**Document excerpt:**
..........

After shooting suspect Nikolas Cruz killed 17 people at Marjory Stoneman Douglas High School, a Polk County, Florida, school joined forces with Southeastern University and the Polk County Sheriff office's First Sheriff's Sentinel Program, which makes school staff volunteers "special deputies" to allow them to carry a firearm onto school property.

Florida law currently stipulates that anyone who is not a law enforcement officer may not carry a weapon onto school property.

What are the details?

WTVT-TV on Thursday reported that Webber International University and Polk County Sheriff Grady Judd announced that the school would join the program, which was launched in 2017.

The Sentinel Program deputizes school staffers in order to allow them to carry weapons on school property after they undergo a rigorous training program, which, according to the station, "is more intense than what deputies experience."

..........

**Dataset extract:**

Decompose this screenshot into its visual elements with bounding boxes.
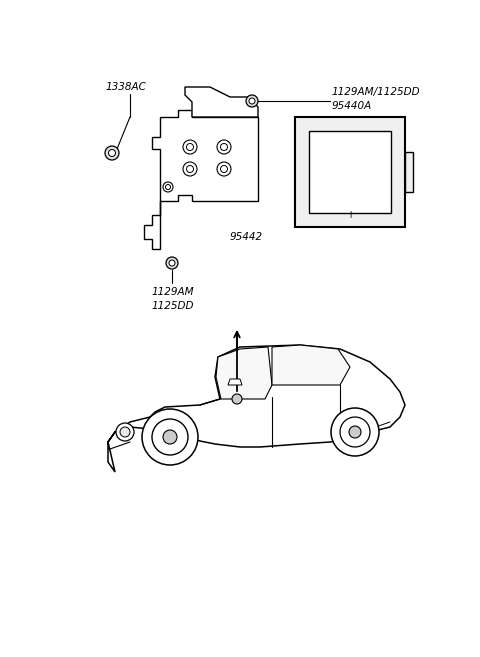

..........

**Tasks to perform:**
- A) List every educational institution that the excerpt about the Sentinel Program mentions by name.
- B) Resume the excerpt about the Sentinel Program, continuing it from its final sentence.

**Final answers:**
- A)
- Marjory Stoneman Douglas High School
- Southeastern University
- Webber International University

- B)
"We're gonna send the message to those people that you're not coming onto a campus being the only person on the campus with a firearm," Judd said, according to WTVT. "Gun control is clearly in place on school campuses in the state of Florida. How did that work last week in Broward County?"

Judd added, "Everyone just has to ask themselves that question: My babies, your babies are in that classroom and that active shooter is coming down the hallway with that thousand-yard stare and that gun in their hand. Do you want somebody to step out and stop him? Or do you want him to go into that classroom and slaughter your babies?"

Southeastern University President Dr. Kent Ingle earlier in February told the station that the program "allows highly trained faculty and staff to be stationed literally all over the campus."

"They are carrying for the sole purpose, can engage an active shooter should he or she come on campus and try to create destruction," Ingle added.

According to WTVT, this is the second Florida school to join the program.